Copy the listing verbatim, excluding any images found in it.

> **AVAILABLE DATA**
## Begin

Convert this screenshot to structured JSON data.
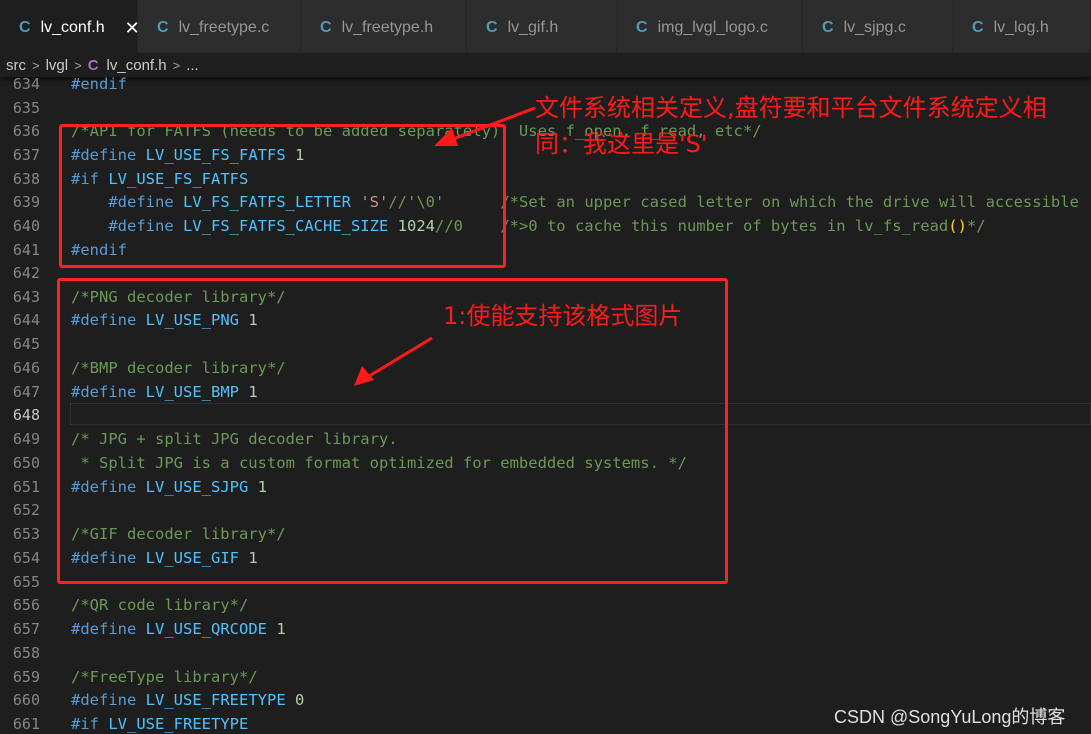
{
  "tabs": [
    {
      "icon": "C",
      "label": "lv_conf.h",
      "close": "✕"
    },
    {
      "icon": "C",
      "label": "lv_freetype.c"
    },
    {
      "icon": "C",
      "label": "lv_freetype.h"
    },
    {
      "icon": "C",
      "label": "lv_gif.h"
    },
    {
      "icon": "C",
      "label": "img_lvgl_logo.c"
    },
    {
      "icon": "C",
      "label": "lv_sjpg.c"
    },
    {
      "icon": "C",
      "label": "lv_log.h"
    }
  ],
  "breadcrumb": {
    "seg1": "src",
    "seg2": "lvgl",
    "icon": "C",
    "file": "lv_conf.h",
    "more": "..."
  },
  "code": {
    "l634": {
      "n": "634",
      "t1": "#endif"
    },
    "l635": {
      "n": "635"
    },
    "l636": {
      "n": "636",
      "t1": "/*API for FATFS (needs to be added separately). Uses f_open, f_read, etc*/"
    },
    "l637": {
      "n": "637",
      "t1": "#define",
      "t2": "LV_USE_FS_FATFS",
      "t3": "1"
    },
    "l638": {
      "n": "638",
      "t1": "#if",
      "t2": "LV_USE_FS_FATFS"
    },
    "l639": {
      "n": "639",
      "t1": "#define",
      "t2": "LV_FS_FATFS_LETTER",
      "t3": "'S'",
      "t4": "//'\\0'",
      "t5": "/*Set an upper cased letter on which the drive will accessible"
    },
    "l640": {
      "n": "640",
      "t1": "#define",
      "t2": "LV_FS_FATFS_CACHE_SIZE",
      "t3": "1024",
      "t4": "//0",
      "t5": "/*>0 to cache this number of bytes in lv_fs_read",
      "t6": "()",
      "t7": "*/"
    },
    "l641": {
      "n": "641",
      "t1": "#endif"
    },
    "l642": {
      "n": "642"
    },
    "l643": {
      "n": "643",
      "t1": "/*PNG decoder library*/"
    },
    "l644": {
      "n": "644",
      "t1": "#define",
      "t2": "LV_USE_PNG",
      "t3": "1"
    },
    "l645": {
      "n": "645"
    },
    "l646": {
      "n": "646",
      "t1": "/*BMP decoder library*/"
    },
    "l647": {
      "n": "647",
      "t1": "#define",
      "t2": "LV_USE_BMP",
      "t3": "1"
    },
    "l648": {
      "n": "648"
    },
    "l649": {
      "n": "649",
      "t1": "/* JPG + split JPG decoder library."
    },
    "l650": {
      "n": "650",
      "t1": " * Split JPG is a custom format optimized for embedded systems. */"
    },
    "l651": {
      "n": "651",
      "t1": "#define",
      "t2": "LV_USE_SJPG",
      "t3": "1"
    },
    "l652": {
      "n": "652"
    },
    "l653": {
      "n": "653",
      "t1": "/*GIF decoder library*/"
    },
    "l654": {
      "n": "654",
      "t1": "#define",
      "t2": "LV_USE_GIF",
      "t3": "1"
    },
    "l655": {
      "n": "655"
    },
    "l656": {
      "n": "656",
      "t1": "/*QR code library*/"
    },
    "l657": {
      "n": "657",
      "t1": "#define",
      "t2": "LV_USE_QRCODE",
      "t3": "1"
    },
    "l658": {
      "n": "658"
    },
    "l659": {
      "n": "659",
      "t1": "/*FreeType library*/"
    },
    "l660": {
      "n": "660",
      "t1": "#define",
      "t2": "LV_USE_FREETYPE",
      "t3": "0"
    },
    "l661": {
      "n": "661",
      "t1": "#if",
      "t2": "LV_USE_FREETYPE"
    }
  },
  "annotations": {
    "fs_line1": "文件系统相关定义,盘符要和平台文件系统定义相",
    "fs_line2": "同：我这里是'S'",
    "decoder": "1:使能支持该格式图片"
  },
  "watermark": "CSDN @SongYuLong的博客",
  "colors": {
    "annotation": "#ff1a1a",
    "keyword": "#569cd6",
    "macro": "#4fc1ff",
    "comment": "#6a9955",
    "number": "#b5cea8",
    "string": "#ce9178"
  }
}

## End

> **RESULT FOR THIS TASK**
Convert this screenshot to structured JSON data.
{
  "tabs": [
    {
      "icon": "C",
      "label": "lv_conf.h",
      "close": "✕"
    },
    {
      "icon": "C",
      "label": "lv_freetype.c"
    },
    {
      "icon": "C",
      "label": "lv_freetype.h"
    },
    {
      "icon": "C",
      "label": "lv_gif.h"
    },
    {
      "icon": "C",
      "label": "img_lvgl_logo.c"
    },
    {
      "icon": "C",
      "label": "lv_sjpg.c"
    },
    {
      "icon": "C",
      "label": "lv_log.h"
    }
  ],
  "breadcrumb": {
    "seg1": "src",
    "seg2": "lvgl",
    "icon": "C",
    "file": "lv_conf.h",
    "more": "..."
  },
  "code": {
    "l634": {
      "n": "634",
      "t1": "#endif"
    },
    "l635": {
      "n": "635"
    },
    "l636": {
      "n": "636",
      "t1": "/*API for FATFS (needs to be added separately). Uses f_open, f_read, etc*/"
    },
    "l637": {
      "n": "637",
      "t1": "#define",
      "t2": "LV_USE_FS_FATFS",
      "t3": "1"
    },
    "l638": {
      "n": "638",
      "t1": "#if",
      "t2": "LV_USE_FS_FATFS"
    },
    "l639": {
      "n": "639",
      "t1": "#define",
      "t2": "LV_FS_FATFS_LETTER",
      "t3": "'S'",
      "t4": "//'\\0'",
      "t5": "/*Set an upper cased letter on which the drive will accessible"
    },
    "l640": {
      "n": "640",
      "t1": "#define",
      "t2": "LV_FS_FATFS_CACHE_SIZE",
      "t3": "1024",
      "t4": "//0",
      "t5": "/*>0 to cache this number of bytes in lv_fs_read",
      "t6": "()",
      "t7": "*/"
    },
    "l641": {
      "n": "641",
      "t1": "#endif"
    },
    "l642": {
      "n": "642"
    },
    "l643": {
      "n": "643",
      "t1": "/*PNG decoder library*/"
    },
    "l644": {
      "n": "644",
      "t1": "#define",
      "t2": "LV_USE_PNG",
      "t3": "1"
    },
    "l645": {
      "n": "645"
    },
    "l646": {
      "n": "646",
      "t1": "/*BMP decoder library*/"
    },
    "l647": {
      "n": "647",
      "t1": "#define",
      "t2": "LV_USE_BMP",
      "t3": "1"
    },
    "l648": {
      "n": "648"
    },
    "l649": {
      "n": "649",
      "t1": "/* JPG + split JPG decoder library."
    },
    "l650": {
      "n": "650",
      "t1": " * Split JPG is a custom format optimized for embedded systems. */"
    },
    "l651": {
      "n": "651",
      "t1": "#define",
      "t2": "LV_USE_SJPG",
      "t3": "1"
    },
    "l652": {
      "n": "652"
    },
    "l653": {
      "n": "653",
      "t1": "/*GIF decoder library*/"
    },
    "l654": {
      "n": "654",
      "t1": "#define",
      "t2": "LV_USE_GIF",
      "t3": "1"
    },
    "l655": {
      "n": "655"
    },
    "l656": {
      "n": "656",
      "t1": "/*QR code library*/"
    },
    "l657": {
      "n": "657",
      "t1": "#define",
      "t2": "LV_USE_QRCODE",
      "t3": "1"
    },
    "l658": {
      "n": "658"
    },
    "l659": {
      "n": "659",
      "t1": "/*FreeType library*/"
    },
    "l660": {
      "n": "660",
      "t1": "#define",
      "t2": "LV_USE_FREETYPE",
      "t3": "0"
    },
    "l661": {
      "n": "661",
      "t1": "#if",
      "t2": "LV_USE_FREETYPE"
    }
  },
  "annotations": {
    "fs_line1": "文件系统相关定义,盘符要和平台文件系统定义相",
    "fs_line2": "同：我这里是'S'",
    "decoder": "1:使能支持该格式图片"
  },
  "watermark": "CSDN @SongYuLong的博客",
  "colors": {
    "annotation": "#ff1a1a",
    "keyword": "#569cd6",
    "macro": "#4fc1ff",
    "comment": "#6a9955",
    "number": "#b5cea8",
    "string": "#ce9178"
  }
}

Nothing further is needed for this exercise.